• _Instruction_: Gather, from the listing beneath this task, every line holding the string "cosθ".

══════════════════════════════

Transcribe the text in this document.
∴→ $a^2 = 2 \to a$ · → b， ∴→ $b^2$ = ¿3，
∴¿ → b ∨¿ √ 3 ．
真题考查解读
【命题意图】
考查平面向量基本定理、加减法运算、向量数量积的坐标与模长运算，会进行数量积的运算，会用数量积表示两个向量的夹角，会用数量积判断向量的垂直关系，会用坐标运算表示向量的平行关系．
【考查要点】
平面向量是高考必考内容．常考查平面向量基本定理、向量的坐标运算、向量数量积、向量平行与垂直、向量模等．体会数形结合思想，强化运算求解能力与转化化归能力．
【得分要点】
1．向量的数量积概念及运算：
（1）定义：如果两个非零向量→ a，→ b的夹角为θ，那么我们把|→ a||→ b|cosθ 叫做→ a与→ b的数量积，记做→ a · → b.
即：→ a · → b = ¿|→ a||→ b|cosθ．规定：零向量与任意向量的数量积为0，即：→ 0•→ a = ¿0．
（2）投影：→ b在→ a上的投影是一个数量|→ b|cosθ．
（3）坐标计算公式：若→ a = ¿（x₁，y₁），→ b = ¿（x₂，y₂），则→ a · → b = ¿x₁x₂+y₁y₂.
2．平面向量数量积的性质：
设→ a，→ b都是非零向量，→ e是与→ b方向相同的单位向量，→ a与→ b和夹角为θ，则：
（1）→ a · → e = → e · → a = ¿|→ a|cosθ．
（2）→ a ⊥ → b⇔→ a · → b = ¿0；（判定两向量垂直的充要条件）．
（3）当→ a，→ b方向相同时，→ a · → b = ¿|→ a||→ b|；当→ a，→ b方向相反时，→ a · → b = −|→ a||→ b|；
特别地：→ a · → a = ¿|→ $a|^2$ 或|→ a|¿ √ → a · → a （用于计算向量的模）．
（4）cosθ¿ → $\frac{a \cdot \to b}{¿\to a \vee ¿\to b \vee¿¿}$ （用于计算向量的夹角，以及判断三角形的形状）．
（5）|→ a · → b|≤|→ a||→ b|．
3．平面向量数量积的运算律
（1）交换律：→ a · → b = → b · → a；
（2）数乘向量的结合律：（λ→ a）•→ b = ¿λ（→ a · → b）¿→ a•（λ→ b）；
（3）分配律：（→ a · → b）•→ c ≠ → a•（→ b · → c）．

══════════════════════════════

• _Response to this task_:
（1）定义：如果两个非零向量→ a，→ b的夹角为θ，那么我们把|→ a||→ b|cosθ 叫做→ a与→ b的数量积，记做→ a · → b.
即：→ a · → b = ¿|→ a||→ b|cosθ．规定：零向量与任意向量的数量积为0，即：→ 0•→ a = ¿0．
（2）投影：→ b在→ a上的投影是一个数量|→ b|cosθ．
（1）→ a · → e = → e · → a = ¿|→ a|cosθ．
（4）cosθ¿ → $\frac{a \cdot \to b}{¿\to a \vee ¿\to b \vee¿¿}$ （用于计算向量的夹角，以及判断三角形的形状）．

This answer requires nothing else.